start

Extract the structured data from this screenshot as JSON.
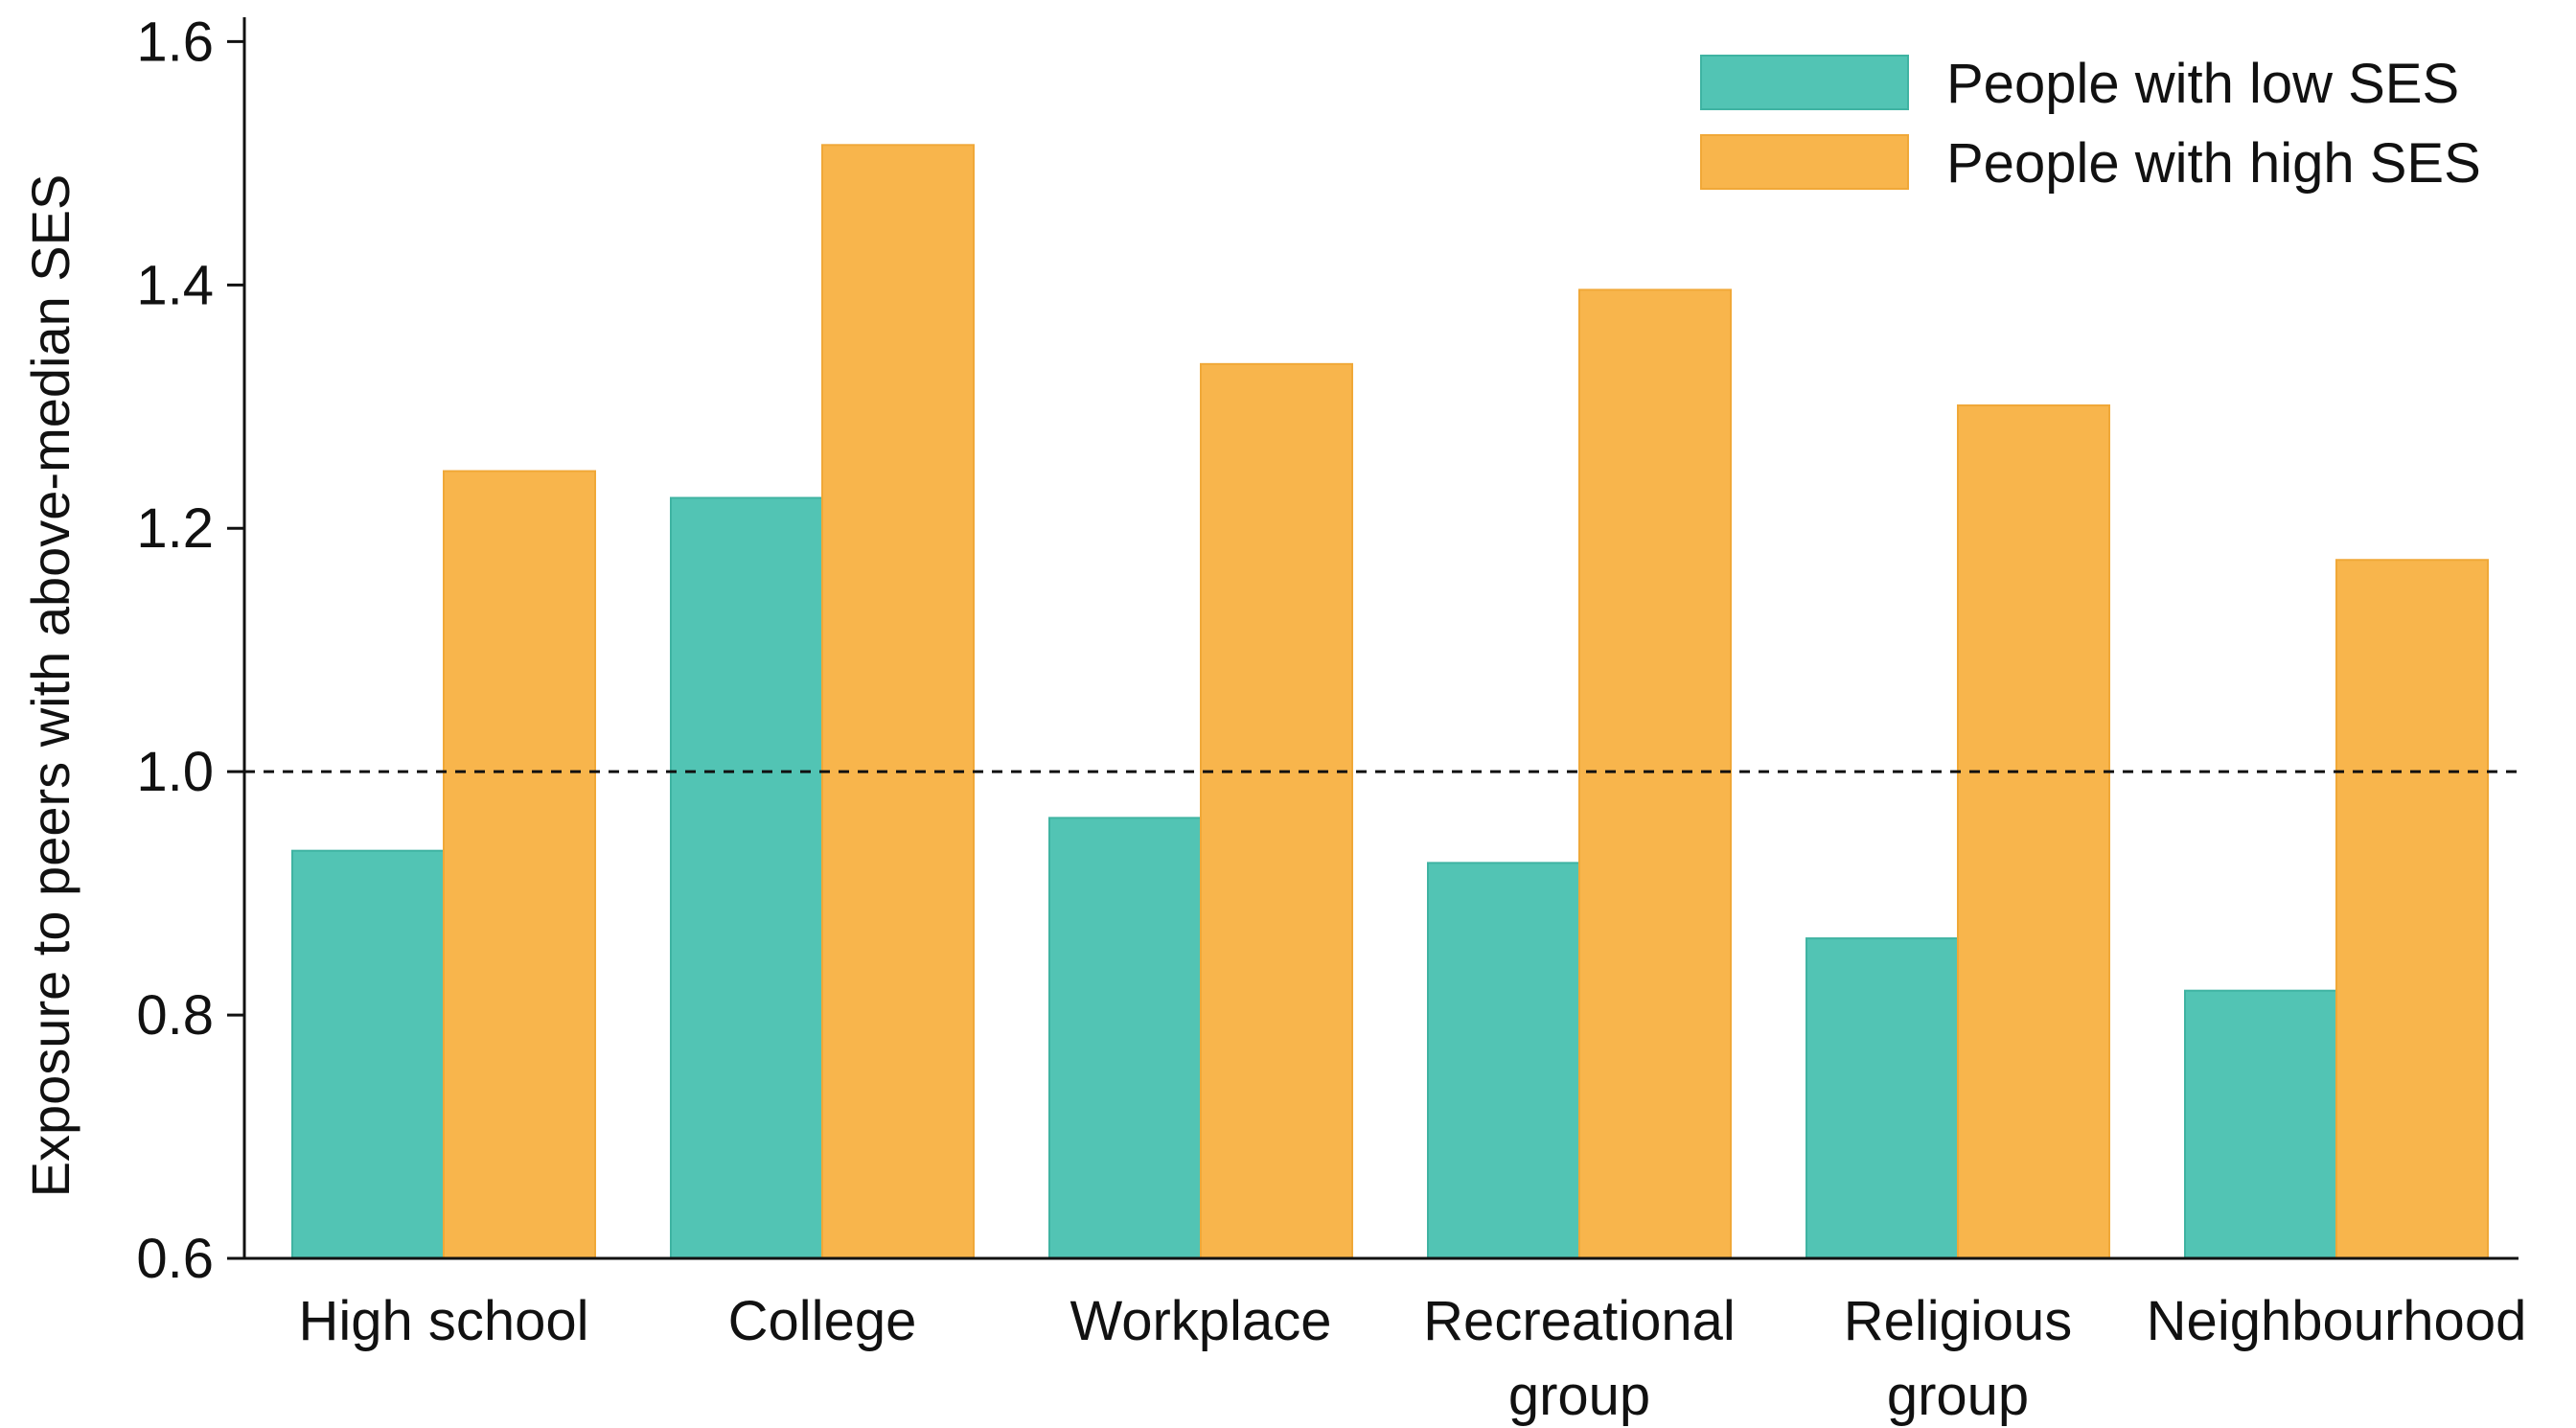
{
  "chart_data": {
    "type": "bar",
    "title": "",
    "xlabel": "",
    "ylabel": "Exposure to peers with above-median SES",
    "ylim": [
      0.6,
      1.62
    ],
    "yticks": [
      "0.6",
      "0.8",
      "1.0",
      "1.2",
      "1.4",
      "1.6"
    ],
    "reference_line": 1.0,
    "legend_position": "top-right",
    "grid": false,
    "categories": [
      [
        "High school"
      ],
      [
        "College"
      ],
      [
        "Workplace"
      ],
      [
        "Recreational",
        "group"
      ],
      [
        "Religious",
        "group"
      ],
      [
        "Neighbourhood"
      ]
    ],
    "series": [
      {
        "name": "People with low SES",
        "color": "#52c4b4",
        "values": [
          0.935,
          1.225,
          0.962,
          0.925,
          0.863,
          0.82
        ]
      },
      {
        "name": "People with high SES",
        "color": "#f8b54c",
        "values": [
          1.247,
          1.515,
          1.335,
          1.396,
          1.301,
          1.174
        ]
      }
    ]
  }
}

end

# [Task to carry out]
Copy the whole of the material above exactly, but not its images.

# [Correct answer]
Extract the structured data from this screenshot as JSON.
{
  "chart_data": {
    "type": "bar",
    "title": "",
    "xlabel": "",
    "ylabel": "Exposure to peers with above-median SES",
    "ylim": [
      0.6,
      1.62
    ],
    "yticks": [
      "0.6",
      "0.8",
      "1.0",
      "1.2",
      "1.4",
      "1.6"
    ],
    "reference_line": 1.0,
    "legend_position": "top-right",
    "grid": false,
    "categories": [
      [
        "High school"
      ],
      [
        "College"
      ],
      [
        "Workplace"
      ],
      [
        "Recreational",
        "group"
      ],
      [
        "Religious",
        "group"
      ],
      [
        "Neighbourhood"
      ]
    ],
    "series": [
      {
        "name": "People with low SES",
        "color": "#52c4b4",
        "values": [
          0.935,
          1.225,
          0.962,
          0.925,
          0.863,
          0.82
        ]
      },
      {
        "name": "People with high SES",
        "color": "#f8b54c",
        "values": [
          1.247,
          1.515,
          1.335,
          1.396,
          1.301,
          1.174
        ]
      }
    ]
  }
}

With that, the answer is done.